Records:
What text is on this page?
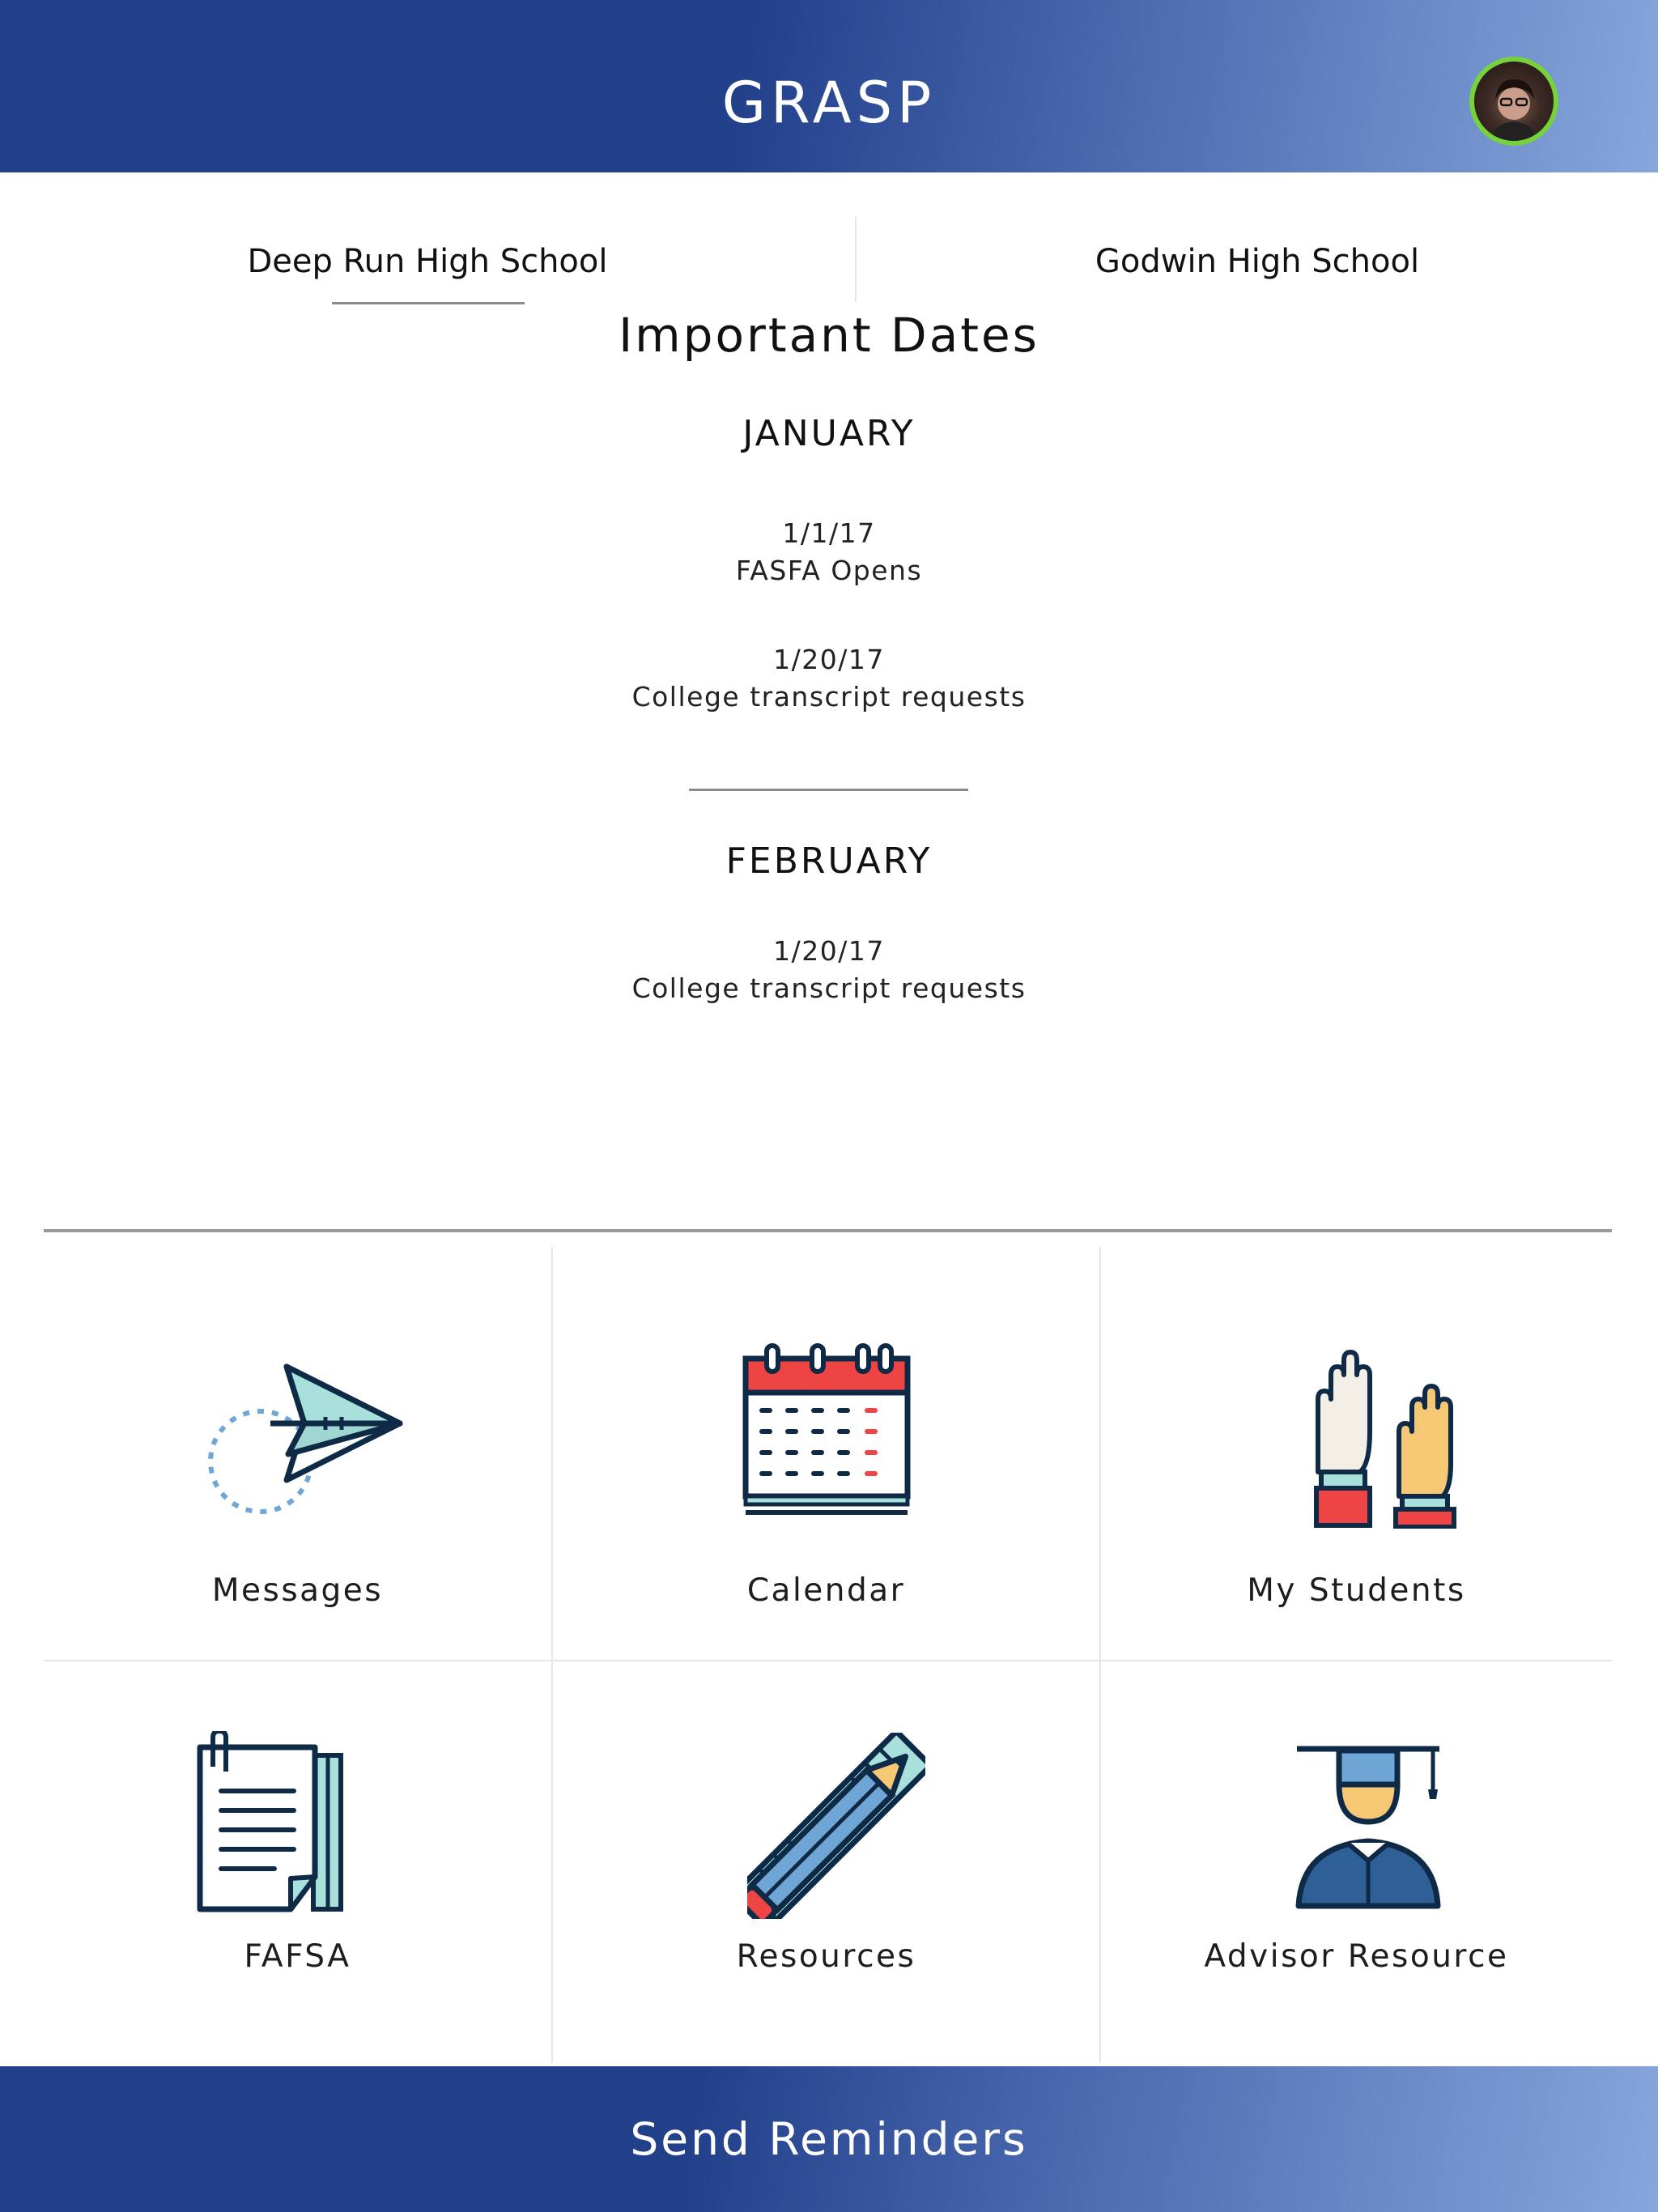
GRASP
Deep Run High School	Godwin High School
Important Dates
JANUARY
1/1/17
FASFA Opens
1/20/17
College transcript requests
FEBRUARY
1/20/17
College transcript requests
Messages	Calendar	My Students
FAFSA	Resources	Advisor Resource
Send Reminders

> _What the exercise asks_:
Except for the pictures, reproduce every line exactly.

> _Output for this task_:
What text is on this page?
GRASP
Deep Run High School	Godwin High School
Important Dates
JANUARY
1/1/17
FASFA Opens
1/20/17
College transcript requests
FEBRUARY
1/20/17
College transcript requests
Messages	Calendar	My Students
FAFSA	Resources	Advisor Resource
Send Reminders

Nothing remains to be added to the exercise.